## Data shown
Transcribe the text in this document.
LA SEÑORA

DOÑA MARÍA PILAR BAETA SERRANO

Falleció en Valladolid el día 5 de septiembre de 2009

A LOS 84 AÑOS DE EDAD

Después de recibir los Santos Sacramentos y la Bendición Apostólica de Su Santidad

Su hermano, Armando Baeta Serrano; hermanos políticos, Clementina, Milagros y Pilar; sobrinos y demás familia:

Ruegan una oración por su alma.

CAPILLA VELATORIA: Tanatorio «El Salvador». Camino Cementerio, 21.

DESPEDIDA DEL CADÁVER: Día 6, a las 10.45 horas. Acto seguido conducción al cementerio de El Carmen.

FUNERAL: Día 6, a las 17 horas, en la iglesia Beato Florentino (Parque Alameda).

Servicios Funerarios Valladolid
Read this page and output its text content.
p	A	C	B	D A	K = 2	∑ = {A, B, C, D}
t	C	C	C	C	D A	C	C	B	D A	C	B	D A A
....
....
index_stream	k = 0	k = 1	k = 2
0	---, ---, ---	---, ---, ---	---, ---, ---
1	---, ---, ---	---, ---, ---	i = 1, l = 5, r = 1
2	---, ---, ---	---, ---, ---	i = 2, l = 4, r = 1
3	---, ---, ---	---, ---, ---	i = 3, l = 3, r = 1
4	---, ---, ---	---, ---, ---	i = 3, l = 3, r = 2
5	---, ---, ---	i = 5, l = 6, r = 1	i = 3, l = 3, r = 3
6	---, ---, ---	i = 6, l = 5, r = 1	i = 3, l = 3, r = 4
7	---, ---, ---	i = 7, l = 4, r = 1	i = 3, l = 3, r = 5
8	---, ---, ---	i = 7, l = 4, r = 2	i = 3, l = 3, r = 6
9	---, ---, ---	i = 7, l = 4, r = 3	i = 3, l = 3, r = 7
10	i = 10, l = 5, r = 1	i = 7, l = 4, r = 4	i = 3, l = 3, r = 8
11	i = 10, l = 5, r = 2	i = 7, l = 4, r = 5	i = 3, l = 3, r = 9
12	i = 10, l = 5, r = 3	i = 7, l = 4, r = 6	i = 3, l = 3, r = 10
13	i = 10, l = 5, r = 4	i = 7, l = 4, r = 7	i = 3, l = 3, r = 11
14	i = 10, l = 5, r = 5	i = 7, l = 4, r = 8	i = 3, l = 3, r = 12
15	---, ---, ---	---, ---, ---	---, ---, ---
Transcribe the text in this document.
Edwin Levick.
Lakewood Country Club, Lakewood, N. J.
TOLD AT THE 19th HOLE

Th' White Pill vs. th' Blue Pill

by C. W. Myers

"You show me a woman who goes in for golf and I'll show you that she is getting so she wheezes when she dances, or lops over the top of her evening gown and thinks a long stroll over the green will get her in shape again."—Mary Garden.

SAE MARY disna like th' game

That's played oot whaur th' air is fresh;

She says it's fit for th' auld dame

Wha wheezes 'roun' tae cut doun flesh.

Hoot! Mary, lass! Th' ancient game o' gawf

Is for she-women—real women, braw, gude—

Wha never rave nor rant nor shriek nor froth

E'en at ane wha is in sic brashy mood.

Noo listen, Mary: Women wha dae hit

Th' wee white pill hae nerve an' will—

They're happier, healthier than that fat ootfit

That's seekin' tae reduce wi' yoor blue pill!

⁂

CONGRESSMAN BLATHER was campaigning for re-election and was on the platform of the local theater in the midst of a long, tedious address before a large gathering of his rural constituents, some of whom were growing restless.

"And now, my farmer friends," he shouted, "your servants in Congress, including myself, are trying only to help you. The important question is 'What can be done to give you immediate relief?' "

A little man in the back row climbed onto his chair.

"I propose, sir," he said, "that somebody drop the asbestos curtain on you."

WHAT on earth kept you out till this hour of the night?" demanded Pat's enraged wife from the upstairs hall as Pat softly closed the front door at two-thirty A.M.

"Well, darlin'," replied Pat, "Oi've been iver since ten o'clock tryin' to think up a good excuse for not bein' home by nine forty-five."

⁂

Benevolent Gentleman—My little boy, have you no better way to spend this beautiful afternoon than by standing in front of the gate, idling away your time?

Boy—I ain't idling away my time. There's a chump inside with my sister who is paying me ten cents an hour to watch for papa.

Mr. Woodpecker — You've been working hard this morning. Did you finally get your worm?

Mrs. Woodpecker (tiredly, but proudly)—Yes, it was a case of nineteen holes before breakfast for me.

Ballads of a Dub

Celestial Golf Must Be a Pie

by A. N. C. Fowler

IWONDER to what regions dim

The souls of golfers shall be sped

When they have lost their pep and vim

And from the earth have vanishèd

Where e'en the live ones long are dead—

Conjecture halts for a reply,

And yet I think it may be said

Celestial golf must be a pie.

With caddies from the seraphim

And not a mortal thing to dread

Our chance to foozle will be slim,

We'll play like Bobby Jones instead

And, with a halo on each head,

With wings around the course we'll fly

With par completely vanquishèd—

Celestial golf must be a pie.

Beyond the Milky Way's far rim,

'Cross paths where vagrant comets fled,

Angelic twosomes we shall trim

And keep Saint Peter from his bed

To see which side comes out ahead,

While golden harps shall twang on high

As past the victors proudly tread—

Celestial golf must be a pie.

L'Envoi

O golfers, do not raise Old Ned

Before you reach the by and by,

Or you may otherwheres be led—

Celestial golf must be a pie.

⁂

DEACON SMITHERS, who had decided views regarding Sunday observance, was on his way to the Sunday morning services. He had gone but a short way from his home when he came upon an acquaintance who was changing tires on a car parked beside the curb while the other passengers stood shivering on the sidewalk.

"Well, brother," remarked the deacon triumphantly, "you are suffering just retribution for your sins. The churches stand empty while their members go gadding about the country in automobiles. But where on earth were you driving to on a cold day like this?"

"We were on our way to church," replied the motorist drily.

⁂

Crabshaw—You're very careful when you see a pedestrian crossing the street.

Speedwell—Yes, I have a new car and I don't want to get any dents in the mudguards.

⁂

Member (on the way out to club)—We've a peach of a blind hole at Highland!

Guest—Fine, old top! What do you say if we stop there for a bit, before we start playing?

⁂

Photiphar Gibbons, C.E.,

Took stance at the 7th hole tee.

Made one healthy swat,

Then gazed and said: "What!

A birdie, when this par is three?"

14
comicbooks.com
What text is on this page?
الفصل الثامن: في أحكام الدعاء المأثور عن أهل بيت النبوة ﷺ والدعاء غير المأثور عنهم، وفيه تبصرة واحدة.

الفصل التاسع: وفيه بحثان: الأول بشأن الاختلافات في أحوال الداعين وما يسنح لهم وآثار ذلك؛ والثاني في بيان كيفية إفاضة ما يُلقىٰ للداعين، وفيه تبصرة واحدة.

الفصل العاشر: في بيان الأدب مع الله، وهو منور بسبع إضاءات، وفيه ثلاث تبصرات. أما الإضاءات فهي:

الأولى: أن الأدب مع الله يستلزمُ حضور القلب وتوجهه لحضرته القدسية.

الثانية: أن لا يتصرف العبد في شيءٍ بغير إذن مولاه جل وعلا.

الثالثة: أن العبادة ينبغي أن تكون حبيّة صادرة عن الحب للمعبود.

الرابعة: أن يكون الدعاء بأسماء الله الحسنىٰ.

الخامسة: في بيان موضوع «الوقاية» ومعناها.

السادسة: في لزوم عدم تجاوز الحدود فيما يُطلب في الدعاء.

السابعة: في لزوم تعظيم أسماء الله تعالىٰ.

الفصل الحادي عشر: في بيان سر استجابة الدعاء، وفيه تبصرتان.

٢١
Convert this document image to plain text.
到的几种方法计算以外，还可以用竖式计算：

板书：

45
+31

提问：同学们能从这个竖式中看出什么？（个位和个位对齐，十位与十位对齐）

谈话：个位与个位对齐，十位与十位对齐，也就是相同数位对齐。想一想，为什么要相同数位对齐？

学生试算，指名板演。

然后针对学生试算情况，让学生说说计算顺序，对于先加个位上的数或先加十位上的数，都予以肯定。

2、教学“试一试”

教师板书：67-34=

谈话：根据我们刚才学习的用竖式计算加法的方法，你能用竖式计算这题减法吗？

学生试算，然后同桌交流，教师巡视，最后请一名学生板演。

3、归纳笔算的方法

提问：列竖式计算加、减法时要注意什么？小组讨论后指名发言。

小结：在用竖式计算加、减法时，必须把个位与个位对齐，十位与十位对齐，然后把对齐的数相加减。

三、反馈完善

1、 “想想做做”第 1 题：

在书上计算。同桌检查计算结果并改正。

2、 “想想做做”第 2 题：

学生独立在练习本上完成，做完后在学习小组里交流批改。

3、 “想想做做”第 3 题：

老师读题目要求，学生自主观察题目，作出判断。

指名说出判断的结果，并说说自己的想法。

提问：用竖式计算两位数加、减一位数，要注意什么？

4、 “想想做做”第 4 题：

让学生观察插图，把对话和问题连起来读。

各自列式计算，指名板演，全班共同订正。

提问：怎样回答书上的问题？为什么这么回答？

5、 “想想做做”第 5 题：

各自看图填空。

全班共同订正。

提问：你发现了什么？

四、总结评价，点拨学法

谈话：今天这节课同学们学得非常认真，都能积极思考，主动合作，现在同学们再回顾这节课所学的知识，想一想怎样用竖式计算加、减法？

## To be done
Extract every line above that contains the word "long".

## Answer to this task
"You show me a woman who goes in for golf and I'll show you that she is getting so she wheezes when she dances, or lops over the top of her evening gown and thinks a long stroll over the green will get her in shape again."—Mary Garden.
CONGRESSMAN BLATHER was campaigning for re-election and was on the platform of the local theater in the midst of a long, tedious address before a large gathering of his rural constituents, some of whom were growing restless.
Where e'en the live ones long are dead—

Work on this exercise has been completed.